### Task requirements
Note how many lines hold the string "Heads" and give that number without any other words.

### Listed entries
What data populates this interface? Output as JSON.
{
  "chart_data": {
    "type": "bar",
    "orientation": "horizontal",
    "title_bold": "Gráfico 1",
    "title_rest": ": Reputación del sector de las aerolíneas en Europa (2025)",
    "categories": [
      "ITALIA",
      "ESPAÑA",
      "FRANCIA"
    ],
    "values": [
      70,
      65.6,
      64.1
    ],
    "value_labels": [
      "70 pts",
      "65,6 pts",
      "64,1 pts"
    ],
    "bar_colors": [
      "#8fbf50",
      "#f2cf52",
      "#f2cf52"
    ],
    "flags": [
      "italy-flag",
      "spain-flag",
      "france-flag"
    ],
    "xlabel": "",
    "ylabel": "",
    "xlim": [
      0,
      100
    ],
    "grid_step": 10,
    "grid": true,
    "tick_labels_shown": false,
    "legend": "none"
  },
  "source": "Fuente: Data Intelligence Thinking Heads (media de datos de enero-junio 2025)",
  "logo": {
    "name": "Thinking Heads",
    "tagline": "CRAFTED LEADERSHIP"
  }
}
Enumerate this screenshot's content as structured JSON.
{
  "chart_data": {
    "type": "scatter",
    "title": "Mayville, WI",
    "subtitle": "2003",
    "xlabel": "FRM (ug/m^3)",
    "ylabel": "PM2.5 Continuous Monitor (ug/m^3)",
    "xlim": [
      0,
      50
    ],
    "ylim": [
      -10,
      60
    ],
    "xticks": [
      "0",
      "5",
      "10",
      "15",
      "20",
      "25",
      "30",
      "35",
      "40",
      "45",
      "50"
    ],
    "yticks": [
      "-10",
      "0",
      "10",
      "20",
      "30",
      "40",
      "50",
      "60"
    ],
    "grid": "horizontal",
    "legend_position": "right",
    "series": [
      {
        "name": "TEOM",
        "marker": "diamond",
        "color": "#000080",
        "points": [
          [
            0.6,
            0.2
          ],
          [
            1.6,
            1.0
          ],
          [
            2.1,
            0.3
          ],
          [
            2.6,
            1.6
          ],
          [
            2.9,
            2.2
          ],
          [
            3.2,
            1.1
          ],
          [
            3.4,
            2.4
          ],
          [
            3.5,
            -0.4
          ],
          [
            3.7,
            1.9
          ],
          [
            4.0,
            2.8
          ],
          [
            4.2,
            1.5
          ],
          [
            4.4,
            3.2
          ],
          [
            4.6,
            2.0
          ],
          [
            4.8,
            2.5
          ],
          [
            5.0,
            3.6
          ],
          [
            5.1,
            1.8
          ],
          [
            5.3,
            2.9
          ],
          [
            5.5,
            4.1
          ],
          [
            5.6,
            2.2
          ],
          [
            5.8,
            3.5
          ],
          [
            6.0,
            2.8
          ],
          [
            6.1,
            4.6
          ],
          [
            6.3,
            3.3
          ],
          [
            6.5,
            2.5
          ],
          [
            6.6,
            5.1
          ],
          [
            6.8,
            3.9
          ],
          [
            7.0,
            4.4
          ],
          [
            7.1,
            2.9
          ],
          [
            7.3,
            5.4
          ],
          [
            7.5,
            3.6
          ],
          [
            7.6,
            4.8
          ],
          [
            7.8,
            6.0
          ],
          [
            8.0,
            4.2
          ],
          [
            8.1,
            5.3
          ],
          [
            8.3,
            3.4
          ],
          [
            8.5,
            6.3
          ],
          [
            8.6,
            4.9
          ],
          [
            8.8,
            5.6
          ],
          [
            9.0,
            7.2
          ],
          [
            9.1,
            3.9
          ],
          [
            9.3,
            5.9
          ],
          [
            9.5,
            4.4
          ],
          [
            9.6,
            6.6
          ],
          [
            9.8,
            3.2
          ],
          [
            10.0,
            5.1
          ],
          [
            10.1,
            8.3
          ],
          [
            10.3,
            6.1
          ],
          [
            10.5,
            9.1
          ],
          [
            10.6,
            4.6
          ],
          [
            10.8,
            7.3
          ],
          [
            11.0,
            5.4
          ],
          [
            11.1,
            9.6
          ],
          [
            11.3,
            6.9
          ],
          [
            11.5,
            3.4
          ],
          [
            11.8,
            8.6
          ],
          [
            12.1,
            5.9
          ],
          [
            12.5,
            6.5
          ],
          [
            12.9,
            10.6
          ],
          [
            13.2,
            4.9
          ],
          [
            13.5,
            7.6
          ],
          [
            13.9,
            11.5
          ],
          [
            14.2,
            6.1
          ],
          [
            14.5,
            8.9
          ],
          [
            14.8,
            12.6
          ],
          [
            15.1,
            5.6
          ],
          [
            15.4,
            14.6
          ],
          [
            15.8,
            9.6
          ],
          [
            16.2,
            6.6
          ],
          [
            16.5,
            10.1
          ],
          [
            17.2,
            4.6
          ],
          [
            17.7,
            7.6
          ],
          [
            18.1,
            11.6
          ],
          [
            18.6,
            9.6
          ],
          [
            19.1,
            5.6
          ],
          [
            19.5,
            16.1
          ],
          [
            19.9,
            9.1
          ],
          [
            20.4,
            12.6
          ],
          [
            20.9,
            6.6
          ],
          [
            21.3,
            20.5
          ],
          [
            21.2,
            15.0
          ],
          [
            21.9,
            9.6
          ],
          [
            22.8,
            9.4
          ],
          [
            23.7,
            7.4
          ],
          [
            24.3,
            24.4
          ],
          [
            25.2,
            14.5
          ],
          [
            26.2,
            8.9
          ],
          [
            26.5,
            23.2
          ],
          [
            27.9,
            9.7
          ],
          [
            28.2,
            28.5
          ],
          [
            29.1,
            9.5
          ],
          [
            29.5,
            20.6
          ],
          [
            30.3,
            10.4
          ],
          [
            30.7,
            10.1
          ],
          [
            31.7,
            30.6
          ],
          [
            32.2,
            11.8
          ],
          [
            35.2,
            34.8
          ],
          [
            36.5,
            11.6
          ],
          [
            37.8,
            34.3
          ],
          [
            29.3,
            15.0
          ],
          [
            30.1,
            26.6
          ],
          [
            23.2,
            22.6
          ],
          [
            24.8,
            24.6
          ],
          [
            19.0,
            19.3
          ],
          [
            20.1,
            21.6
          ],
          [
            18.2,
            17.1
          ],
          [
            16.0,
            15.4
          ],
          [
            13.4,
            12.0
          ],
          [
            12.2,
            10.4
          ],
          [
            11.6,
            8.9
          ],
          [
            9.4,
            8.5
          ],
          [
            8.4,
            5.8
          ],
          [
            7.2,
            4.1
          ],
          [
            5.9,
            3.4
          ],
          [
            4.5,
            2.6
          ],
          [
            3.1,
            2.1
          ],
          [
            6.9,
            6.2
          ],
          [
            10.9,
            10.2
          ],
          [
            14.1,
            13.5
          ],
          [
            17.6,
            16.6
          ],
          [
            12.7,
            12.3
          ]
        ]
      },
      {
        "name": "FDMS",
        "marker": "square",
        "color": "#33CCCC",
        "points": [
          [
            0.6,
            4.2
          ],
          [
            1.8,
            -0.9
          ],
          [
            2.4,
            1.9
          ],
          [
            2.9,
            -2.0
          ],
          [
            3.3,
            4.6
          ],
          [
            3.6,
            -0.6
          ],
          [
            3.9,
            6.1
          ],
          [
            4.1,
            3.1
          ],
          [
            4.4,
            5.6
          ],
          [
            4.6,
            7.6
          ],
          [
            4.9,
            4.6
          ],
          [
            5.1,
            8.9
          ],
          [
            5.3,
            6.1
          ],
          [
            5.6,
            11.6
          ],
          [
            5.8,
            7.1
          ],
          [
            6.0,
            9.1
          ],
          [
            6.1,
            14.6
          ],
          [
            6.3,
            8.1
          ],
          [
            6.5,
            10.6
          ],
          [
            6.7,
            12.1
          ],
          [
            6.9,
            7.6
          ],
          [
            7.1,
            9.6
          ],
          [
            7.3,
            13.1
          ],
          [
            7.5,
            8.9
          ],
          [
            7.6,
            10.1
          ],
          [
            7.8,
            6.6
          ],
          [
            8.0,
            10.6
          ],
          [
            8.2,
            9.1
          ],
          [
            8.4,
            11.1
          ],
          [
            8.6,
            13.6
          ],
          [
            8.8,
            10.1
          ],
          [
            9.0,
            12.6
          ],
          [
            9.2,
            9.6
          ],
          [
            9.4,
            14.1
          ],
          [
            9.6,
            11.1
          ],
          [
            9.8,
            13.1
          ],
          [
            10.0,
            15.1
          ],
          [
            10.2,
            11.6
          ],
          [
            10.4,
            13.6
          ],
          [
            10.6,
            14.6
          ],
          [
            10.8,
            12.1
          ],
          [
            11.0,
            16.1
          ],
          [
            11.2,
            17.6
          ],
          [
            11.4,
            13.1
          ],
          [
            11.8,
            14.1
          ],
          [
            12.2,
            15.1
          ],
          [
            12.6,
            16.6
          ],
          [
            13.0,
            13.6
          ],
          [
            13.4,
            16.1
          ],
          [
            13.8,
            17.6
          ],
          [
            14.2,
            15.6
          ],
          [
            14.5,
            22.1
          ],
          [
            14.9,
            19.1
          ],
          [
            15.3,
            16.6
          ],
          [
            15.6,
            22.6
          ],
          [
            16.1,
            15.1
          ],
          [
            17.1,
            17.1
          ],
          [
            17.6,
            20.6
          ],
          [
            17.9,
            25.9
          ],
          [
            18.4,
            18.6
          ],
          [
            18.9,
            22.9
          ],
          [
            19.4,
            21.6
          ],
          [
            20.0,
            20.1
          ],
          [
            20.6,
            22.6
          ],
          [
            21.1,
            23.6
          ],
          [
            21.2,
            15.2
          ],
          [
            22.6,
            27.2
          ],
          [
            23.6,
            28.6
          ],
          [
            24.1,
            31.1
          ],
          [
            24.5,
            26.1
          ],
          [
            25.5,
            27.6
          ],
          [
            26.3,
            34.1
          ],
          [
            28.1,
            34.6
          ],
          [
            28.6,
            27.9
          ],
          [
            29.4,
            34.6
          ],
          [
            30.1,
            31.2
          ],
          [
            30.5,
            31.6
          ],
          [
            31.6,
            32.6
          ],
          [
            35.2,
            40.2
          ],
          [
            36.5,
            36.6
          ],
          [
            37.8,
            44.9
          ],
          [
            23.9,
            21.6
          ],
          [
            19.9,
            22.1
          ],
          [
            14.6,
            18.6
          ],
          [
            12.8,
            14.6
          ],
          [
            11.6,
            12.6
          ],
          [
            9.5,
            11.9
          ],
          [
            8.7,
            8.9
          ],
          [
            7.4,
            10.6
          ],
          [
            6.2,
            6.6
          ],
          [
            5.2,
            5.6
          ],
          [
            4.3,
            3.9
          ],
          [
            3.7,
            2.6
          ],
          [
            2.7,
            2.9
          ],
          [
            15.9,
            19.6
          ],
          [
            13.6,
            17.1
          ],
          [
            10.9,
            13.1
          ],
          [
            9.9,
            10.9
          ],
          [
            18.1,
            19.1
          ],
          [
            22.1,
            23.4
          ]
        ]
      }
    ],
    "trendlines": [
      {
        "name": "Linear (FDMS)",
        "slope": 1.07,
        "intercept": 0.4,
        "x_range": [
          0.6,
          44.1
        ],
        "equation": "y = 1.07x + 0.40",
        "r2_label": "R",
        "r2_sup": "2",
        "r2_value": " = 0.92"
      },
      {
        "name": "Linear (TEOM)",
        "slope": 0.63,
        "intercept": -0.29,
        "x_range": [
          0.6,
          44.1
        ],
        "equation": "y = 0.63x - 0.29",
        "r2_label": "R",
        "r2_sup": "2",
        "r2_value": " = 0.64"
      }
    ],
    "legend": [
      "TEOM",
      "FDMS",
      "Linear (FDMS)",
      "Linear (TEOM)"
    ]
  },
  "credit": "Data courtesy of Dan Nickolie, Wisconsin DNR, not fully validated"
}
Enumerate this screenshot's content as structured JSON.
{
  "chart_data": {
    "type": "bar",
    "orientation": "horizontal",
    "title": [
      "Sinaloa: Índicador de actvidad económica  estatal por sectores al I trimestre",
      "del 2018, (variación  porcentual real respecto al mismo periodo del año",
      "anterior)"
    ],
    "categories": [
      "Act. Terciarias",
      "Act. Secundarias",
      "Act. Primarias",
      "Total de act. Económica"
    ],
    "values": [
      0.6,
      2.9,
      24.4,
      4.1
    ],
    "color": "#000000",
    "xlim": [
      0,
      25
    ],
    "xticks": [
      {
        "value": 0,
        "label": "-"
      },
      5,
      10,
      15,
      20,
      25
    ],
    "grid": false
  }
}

### Completed task
2